• **Do this**:
Restate every line of the material, word for word.

• **Provided data**:
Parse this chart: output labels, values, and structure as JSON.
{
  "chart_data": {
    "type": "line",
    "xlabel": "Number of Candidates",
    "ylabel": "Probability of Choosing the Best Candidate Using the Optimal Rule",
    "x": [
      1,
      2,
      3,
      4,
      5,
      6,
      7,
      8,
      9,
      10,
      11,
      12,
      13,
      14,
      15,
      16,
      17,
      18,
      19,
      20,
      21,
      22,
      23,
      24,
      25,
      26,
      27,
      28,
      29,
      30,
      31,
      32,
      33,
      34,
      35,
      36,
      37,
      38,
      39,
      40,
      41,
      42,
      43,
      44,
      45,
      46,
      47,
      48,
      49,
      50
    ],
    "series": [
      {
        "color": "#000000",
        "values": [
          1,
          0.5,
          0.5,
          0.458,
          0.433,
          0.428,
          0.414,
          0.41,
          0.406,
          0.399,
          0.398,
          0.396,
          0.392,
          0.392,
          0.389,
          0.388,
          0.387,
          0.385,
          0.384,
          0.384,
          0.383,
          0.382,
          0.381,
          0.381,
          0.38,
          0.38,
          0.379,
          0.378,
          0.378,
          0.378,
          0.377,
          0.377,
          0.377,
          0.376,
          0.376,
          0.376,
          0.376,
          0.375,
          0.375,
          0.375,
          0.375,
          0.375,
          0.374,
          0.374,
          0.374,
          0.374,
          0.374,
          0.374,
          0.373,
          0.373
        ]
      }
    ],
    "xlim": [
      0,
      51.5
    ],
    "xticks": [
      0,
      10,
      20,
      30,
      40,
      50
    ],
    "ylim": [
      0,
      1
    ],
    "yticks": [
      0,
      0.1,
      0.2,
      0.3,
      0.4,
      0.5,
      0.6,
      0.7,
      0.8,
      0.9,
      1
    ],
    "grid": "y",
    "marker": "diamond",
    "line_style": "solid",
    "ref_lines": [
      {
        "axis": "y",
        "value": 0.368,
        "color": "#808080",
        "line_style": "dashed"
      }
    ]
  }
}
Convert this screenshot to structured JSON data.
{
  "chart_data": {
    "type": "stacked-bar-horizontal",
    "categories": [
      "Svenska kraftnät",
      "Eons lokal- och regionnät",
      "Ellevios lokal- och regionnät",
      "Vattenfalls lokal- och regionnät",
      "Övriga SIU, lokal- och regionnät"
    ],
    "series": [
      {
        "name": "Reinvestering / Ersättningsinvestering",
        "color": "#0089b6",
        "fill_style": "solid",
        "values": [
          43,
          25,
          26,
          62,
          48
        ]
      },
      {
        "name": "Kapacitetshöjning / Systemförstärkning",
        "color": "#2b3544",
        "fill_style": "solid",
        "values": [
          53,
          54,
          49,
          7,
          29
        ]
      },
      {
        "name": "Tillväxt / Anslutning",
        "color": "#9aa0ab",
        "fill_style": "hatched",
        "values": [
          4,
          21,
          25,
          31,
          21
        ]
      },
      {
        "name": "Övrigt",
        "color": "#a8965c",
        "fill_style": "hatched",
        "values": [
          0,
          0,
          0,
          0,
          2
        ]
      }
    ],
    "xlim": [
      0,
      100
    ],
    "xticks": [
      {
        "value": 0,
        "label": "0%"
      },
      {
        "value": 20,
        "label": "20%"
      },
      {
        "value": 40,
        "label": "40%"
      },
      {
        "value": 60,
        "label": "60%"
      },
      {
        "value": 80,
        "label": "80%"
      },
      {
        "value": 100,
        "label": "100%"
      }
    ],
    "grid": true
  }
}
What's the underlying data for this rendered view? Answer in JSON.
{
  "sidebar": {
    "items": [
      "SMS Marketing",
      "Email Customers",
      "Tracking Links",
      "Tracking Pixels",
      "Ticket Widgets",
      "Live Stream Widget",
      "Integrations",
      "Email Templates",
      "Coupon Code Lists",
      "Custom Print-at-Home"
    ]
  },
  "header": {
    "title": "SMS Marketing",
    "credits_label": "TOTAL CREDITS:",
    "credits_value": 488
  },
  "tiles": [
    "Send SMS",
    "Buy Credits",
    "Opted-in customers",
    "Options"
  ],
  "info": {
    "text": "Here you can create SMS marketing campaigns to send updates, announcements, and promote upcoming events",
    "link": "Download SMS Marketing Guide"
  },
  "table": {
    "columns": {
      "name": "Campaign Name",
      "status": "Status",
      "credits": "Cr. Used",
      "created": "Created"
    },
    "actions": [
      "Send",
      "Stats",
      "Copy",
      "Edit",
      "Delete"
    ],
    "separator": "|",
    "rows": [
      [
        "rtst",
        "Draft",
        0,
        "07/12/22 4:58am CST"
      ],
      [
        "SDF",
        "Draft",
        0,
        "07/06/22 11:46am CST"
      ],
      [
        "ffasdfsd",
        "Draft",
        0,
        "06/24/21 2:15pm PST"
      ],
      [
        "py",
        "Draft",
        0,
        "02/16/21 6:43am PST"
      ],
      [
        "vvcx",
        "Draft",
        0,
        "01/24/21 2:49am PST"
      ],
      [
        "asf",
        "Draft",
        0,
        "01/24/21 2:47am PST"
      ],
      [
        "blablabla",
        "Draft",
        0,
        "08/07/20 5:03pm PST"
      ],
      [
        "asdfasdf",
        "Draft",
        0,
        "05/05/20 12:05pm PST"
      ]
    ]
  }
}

• **Task output**:
Parse this chart: output labels, values, and structure as JSON.
{
  "chart_data": {
    "type": "line",
    "xlabel": "Number of Candidates",
    "ylabel": "Probability of Choosing the Best Candidate Using the Optimal Rule",
    "x": [
      1,
      2,
      3,
      4,
      5,
      6,
      7,
      8,
      9,
      10,
      11,
      12,
      13,
      14,
      15,
      16,
      17,
      18,
      19,
      20,
      21,
      22,
      23,
      24,
      25,
      26,
      27,
      28,
      29,
      30,
      31,
      32,
      33,
      34,
      35,
      36,
      37,
      38,
      39,
      40,
      41,
      42,
      43,
      44,
      45,
      46,
      47,
      48,
      49,
      50
    ],
    "series": [
      {
        "color": "#000000",
        "values": [
          1,
          0.5,
          0.5,
          0.458,
          0.433,
          0.428,
          0.414,
          0.41,
          0.406,
          0.399,
          0.398,
          0.396,
          0.392,
          0.392,
          0.389,
          0.388,
          0.387,
          0.385,
          0.384,
          0.384,
          0.383,
          0.382,
          0.381,
          0.381,
          0.38,
          0.38,
          0.379,
          0.378,
          0.378,
          0.378,
          0.377,
          0.377,
          0.377,
          0.376,
          0.376,
          0.376,
          0.376,
          0.375,
          0.375,
          0.375,
          0.375,
          0.375,
          0.374,
          0.374,
          0.374,
          0.374,
          0.374,
          0.374,
          0.373,
          0.373
        ]
      }
    ],
    "xlim": [
      0,
      51.5
    ],
    "xticks": [
      0,
      10,
      20,
      30,
      40,
      50
    ],
    "ylim": [
      0,
      1
    ],
    "yticks": [
      0,
      0.1,
      0.2,
      0.3,
      0.4,
      0.5,
      0.6,
      0.7,
      0.8,
      0.9,
      1
    ],
    "grid": "y",
    "marker": "diamond",
    "line_style": "solid",
    "ref_lines": [
      {
        "axis": "y",
        "value": 0.368,
        "color": "#808080",
        "line_style": "dashed"
      }
    ]
  }
}
Convert this screenshot to structured JSON data.
{
  "chart_data": {
    "type": "stacked-bar-horizontal",
    "categories": [
      "Svenska kraftnät",
      "Eons lokal- och regionnät",
      "Ellevios lokal- och regionnät",
      "Vattenfalls lokal- och regionnät",
      "Övriga SIU, lokal- och regionnät"
    ],
    "series": [
      {
        "name": "Reinvestering / Ersättningsinvestering",
        "color": "#0089b6",
        "fill_style": "solid",
        "values": [
          43,
          25,
          26,
          62,
          48
        ]
      },
      {
        "name": "Kapacitetshöjning / Systemförstärkning",
        "color": "#2b3544",
        "fill_style": "solid",
        "values": [
          53,
          54,
          49,
          7,
          29
        ]
      },
      {
        "name": "Tillväxt / Anslutning",
        "color": "#9aa0ab",
        "fill_style": "hatched",
        "values": [
          4,
          21,
          25,
          31,
          21
        ]
      },
      {
        "name": "Övrigt",
        "color": "#a8965c",
        "fill_style": "hatched",
        "values": [
          0,
          0,
          0,
          0,
          2
        ]
      }
    ],
    "xlim": [
      0,
      100
    ],
    "xticks": [
      {
        "value": 0,
        "label": "0%"
      },
      {
        "value": 20,
        "label": "20%"
      },
      {
        "value": 40,
        "label": "40%"
      },
      {
        "value": 60,
        "label": "60%"
      },
      {
        "value": 80,
        "label": "80%"
      },
      {
        "value": 100,
        "label": "100%"
      }
    ],
    "grid": true
  }
}
What's the underlying data for this rendered view? Answer in JSON.
{
  "sidebar": {
    "items": [
      "SMS Marketing",
      "Email Customers",
      "Tracking Links",
      "Tracking Pixels",
      "Ticket Widgets",
      "Live Stream Widget",
      "Integrations",
      "Email Templates",
      "Coupon Code Lists",
      "Custom Print-at-Home"
    ]
  },
  "header": {
    "title": "SMS Marketing",
    "credits_label": "TOTAL CREDITS:",
    "credits_value": 488
  },
  "tiles": [
    "Send SMS",
    "Buy Credits",
    "Opted-in customers",
    "Options"
  ],
  "info": {
    "text": "Here you can create SMS marketing campaigns to send updates, announcements, and promote upcoming events",
    "link": "Download SMS Marketing Guide"
  },
  "table": {
    "columns": {
      "name": "Campaign Name",
      "status": "Status",
      "credits": "Cr. Used",
      "created": "Created"
    },
    "actions": [
      "Send",
      "Stats",
      "Copy",
      "Edit",
      "Delete"
    ],
    "separator": "|",
    "rows": [
      [
        "rtst",
        "Draft",
        0,
        "07/12/22 4:58am CST"
      ],
      [
        "SDF",
        "Draft",
        0,
        "07/06/22 11:46am CST"
      ],
      [
        "ffasdfsd",
        "Draft",
        0,
        "06/24/21 2:15pm PST"
      ],
      [
        "py",
        "Draft",
        0,
        "02/16/21 6:43am PST"
      ],
      [
        "vvcx",
        "Draft",
        0,
        "01/24/21 2:49am PST"
      ],
      [
        "asf",
        "Draft",
        0,
        "01/24/21 2:47am PST"
      ],
      [
        "blablabla",
        "Draft",
        0,
        "08/07/20 5:03pm PST"
      ],
      [
        "asdfasdf",
        "Draft",
        0,
        "05/05/20 12:05pm PST"
      ]
    ]
  }
}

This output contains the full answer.